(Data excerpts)
--- begin ---

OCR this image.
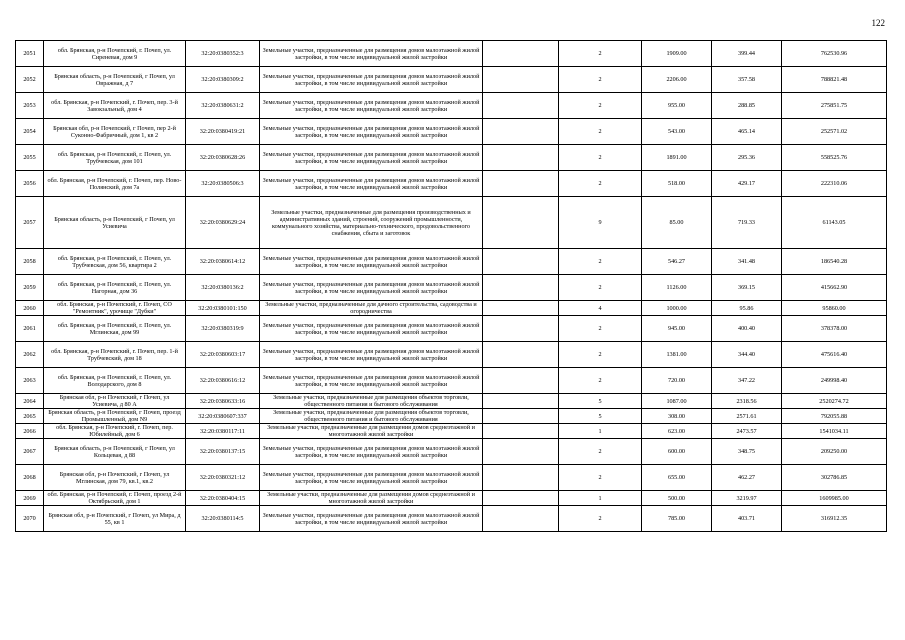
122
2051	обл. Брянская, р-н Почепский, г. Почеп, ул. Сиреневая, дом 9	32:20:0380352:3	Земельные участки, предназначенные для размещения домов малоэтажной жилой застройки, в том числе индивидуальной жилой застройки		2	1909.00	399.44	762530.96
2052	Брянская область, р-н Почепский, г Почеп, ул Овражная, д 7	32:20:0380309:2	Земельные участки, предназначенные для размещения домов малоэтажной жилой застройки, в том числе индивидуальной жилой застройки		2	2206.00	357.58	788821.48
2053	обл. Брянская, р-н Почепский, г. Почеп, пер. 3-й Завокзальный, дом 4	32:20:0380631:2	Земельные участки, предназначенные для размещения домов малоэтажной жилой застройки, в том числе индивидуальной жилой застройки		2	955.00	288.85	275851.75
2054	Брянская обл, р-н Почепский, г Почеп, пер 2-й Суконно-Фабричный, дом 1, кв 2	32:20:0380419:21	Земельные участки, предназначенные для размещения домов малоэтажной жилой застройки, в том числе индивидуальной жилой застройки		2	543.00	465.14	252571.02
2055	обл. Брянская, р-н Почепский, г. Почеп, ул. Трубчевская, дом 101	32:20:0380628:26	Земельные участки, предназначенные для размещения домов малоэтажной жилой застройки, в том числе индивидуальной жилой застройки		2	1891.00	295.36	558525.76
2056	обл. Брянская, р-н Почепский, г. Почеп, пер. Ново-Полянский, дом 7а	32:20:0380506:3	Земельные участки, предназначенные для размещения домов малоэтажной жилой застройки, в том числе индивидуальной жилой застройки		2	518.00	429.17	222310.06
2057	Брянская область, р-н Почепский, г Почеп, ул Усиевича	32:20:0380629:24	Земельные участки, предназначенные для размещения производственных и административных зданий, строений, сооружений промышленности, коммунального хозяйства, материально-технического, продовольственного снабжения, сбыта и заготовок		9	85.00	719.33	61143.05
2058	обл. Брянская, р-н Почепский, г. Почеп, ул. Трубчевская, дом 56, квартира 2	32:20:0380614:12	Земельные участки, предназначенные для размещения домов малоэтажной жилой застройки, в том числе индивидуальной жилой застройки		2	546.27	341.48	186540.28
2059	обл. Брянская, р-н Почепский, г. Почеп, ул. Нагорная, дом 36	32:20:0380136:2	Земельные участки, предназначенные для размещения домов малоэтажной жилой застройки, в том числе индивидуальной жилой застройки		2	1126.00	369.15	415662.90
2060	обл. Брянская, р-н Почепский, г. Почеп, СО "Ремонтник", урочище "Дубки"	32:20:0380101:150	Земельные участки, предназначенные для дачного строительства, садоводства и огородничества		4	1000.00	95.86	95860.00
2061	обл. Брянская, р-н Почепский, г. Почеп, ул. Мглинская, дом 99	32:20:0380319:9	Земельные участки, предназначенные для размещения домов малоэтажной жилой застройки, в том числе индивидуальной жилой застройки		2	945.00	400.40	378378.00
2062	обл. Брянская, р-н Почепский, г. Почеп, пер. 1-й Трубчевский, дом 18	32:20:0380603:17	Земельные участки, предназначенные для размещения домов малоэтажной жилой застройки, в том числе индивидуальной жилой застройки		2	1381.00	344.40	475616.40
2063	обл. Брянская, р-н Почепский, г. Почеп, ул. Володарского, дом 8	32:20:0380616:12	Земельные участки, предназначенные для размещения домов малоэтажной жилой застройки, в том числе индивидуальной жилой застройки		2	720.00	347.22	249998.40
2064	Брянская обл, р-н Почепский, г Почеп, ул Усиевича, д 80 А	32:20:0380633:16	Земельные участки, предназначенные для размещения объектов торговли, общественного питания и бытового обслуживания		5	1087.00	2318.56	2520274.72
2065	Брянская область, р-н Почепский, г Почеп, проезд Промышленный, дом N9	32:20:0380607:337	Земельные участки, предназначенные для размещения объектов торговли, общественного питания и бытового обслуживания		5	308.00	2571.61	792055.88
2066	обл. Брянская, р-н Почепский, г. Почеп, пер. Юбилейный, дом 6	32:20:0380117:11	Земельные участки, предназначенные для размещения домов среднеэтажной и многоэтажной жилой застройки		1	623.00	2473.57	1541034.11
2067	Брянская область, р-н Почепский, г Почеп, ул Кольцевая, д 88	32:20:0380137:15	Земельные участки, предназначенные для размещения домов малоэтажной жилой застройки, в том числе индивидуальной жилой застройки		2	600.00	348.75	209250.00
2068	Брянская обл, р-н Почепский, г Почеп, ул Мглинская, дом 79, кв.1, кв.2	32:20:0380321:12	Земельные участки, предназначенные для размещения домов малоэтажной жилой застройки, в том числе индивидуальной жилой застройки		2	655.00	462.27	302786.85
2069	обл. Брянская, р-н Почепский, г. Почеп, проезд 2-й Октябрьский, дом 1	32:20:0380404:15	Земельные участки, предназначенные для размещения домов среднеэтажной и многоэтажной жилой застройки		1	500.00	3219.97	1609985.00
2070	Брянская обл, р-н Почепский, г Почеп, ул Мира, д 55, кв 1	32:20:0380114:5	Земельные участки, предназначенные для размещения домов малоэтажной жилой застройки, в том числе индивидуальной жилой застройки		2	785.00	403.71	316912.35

--- end ---

Reproduce the whole listing word for word, setting aside any pictures.

OCR this image.
122
2051	обл. Брянская, р-н Почепский, г. Почеп, ул. Сиреневая, дом 9	32:20:0380352:3	Земельные участки, предназначенные для размещения домов малоэтажной жилой застройки, в том числе индивидуальной жилой застройки		2	1909.00	399.44	762530.96
2052	Брянская область, р-н Почепский, г Почеп, ул Овражная, д 7	32:20:0380309:2	Земельные участки, предназначенные для размещения домов малоэтажной жилой застройки, в том числе индивидуальной жилой застройки		2	2206.00	357.58	788821.48
2053	обл. Брянская, р-н Почепский, г. Почеп, пер. 3-й Завокзальный, дом 4	32:20:0380631:2	Земельные участки, предназначенные для размещения домов малоэтажной жилой застройки, в том числе индивидуальной жилой застройки		2	955.00	288.85	275851.75
2054	Брянская обл, р-н Почепский, г Почеп, пер 2-й Суконно-Фабричный, дом 1, кв 2	32:20:0380419:21	Земельные участки, предназначенные для размещения домов малоэтажной жилой застройки, в том числе индивидуальной жилой застройки		2	543.00	465.14	252571.02
2055	обл. Брянская, р-н Почепский, г. Почеп, ул. Трубчевская, дом 101	32:20:0380628:26	Земельные участки, предназначенные для размещения домов малоэтажной жилой застройки, в том числе индивидуальной жилой застройки		2	1891.00	295.36	558525.76
2056	обл. Брянская, р-н Почепский, г. Почеп, пер. Ново-Полянский, дом 7а	32:20:0380506:3	Земельные участки, предназначенные для размещения домов малоэтажной жилой застройки, в том числе индивидуальной жилой застройки		2	518.00	429.17	222310.06
2057	Брянская область, р-н Почепский, г Почеп, ул Усиевича	32:20:0380629:24	Земельные участки, предназначенные для размещения производственных и административных зданий, строений, сооружений промышленности, коммунального хозяйства, материально-технического, продовольственного снабжения, сбыта и заготовок		9	85.00	719.33	61143.05
2058	обл. Брянская, р-н Почепский, г. Почеп, ул. Трубчевская, дом 56, квартира 2	32:20:0380614:12	Земельные участки, предназначенные для размещения домов малоэтажной жилой застройки, в том числе индивидуальной жилой застройки		2	546.27	341.48	186540.28
2059	обл. Брянская, р-н Почепский, г. Почеп, ул. Нагорная, дом 36	32:20:0380136:2	Земельные участки, предназначенные для размещения домов малоэтажной жилой застройки, в том числе индивидуальной жилой застройки		2	1126.00	369.15	415662.90
2060	обл. Брянская, р-н Почепский, г. Почеп, СО "Ремонтник", урочище "Дубки"	32:20:0380101:150	Земельные участки, предназначенные для дачного строительства, садоводства и огородничества		4	1000.00	95.86	95860.00
2061	обл. Брянская, р-н Почепский, г. Почеп, ул. Мглинская, дом 99	32:20:0380319:9	Земельные участки, предназначенные для размещения домов малоэтажной жилой застройки, в том числе индивидуальной жилой застройки		2	945.00	400.40	378378.00
2062	обл. Брянская, р-н Почепский, г. Почеп, пер. 1-й Трубчевский, дом 18	32:20:0380603:17	Земельные участки, предназначенные для размещения домов малоэтажной жилой застройки, в том числе индивидуальной жилой застройки		2	1381.00	344.40	475616.40
2063	обл. Брянская, р-н Почепский, г. Почеп, ул. Володарского, дом 8	32:20:0380616:12	Земельные участки, предназначенные для размещения домов малоэтажной жилой застройки, в том числе индивидуальной жилой застройки		2	720.00	347.22	249998.40
2064	Брянская обл, р-н Почепский, г Почеп, ул Усиевича, д 80 А	32:20:0380633:16	Земельные участки, предназначенные для размещения объектов торговли, общественного питания и бытового обслуживания		5	1087.00	2318.56	2520274.72
2065	Брянская область, р-н Почепский, г Почеп, проезд Промышленный, дом N9	32:20:0380607:337	Земельные участки, предназначенные для размещения объектов торговли, общественного питания и бытового обслуживания		5	308.00	2571.61	792055.88
2066	обл. Брянская, р-н Почепский, г. Почеп, пер. Юбилейный, дом 6	32:20:0380117:11	Земельные участки, предназначенные для размещения домов среднеэтажной и многоэтажной жилой застройки		1	623.00	2473.57	1541034.11
2067	Брянская область, р-н Почепский, г Почеп, ул Кольцевая, д 88	32:20:0380137:15	Земельные участки, предназначенные для размещения домов малоэтажной жилой застройки, в том числе индивидуальной жилой застройки		2	600.00	348.75	209250.00
2068	Брянская обл, р-н Почепский, г Почеп, ул Мглинская, дом 79, кв.1, кв.2	32:20:0380321:12	Земельные участки, предназначенные для размещения домов малоэтажной жилой застройки, в том числе индивидуальной жилой застройки		2	655.00	462.27	302786.85
2069	обл. Брянская, р-н Почепский, г. Почеп, проезд 2-й Октябрьский, дом 1	32:20:0380404:15	Земельные участки, предназначенные для размещения домов среднеэтажной и многоэтажной жилой застройки		1	500.00	3219.97	1609985.00
2070	Брянская обл, р-н Почепский, г Почеп, ул Мира, д 55, кв 1	32:20:0380114:5	Земельные участки, предназначенные для размещения домов малоэтажной жилой застройки, в том числе индивидуальной жилой застройки		2	785.00	403.71	316912.35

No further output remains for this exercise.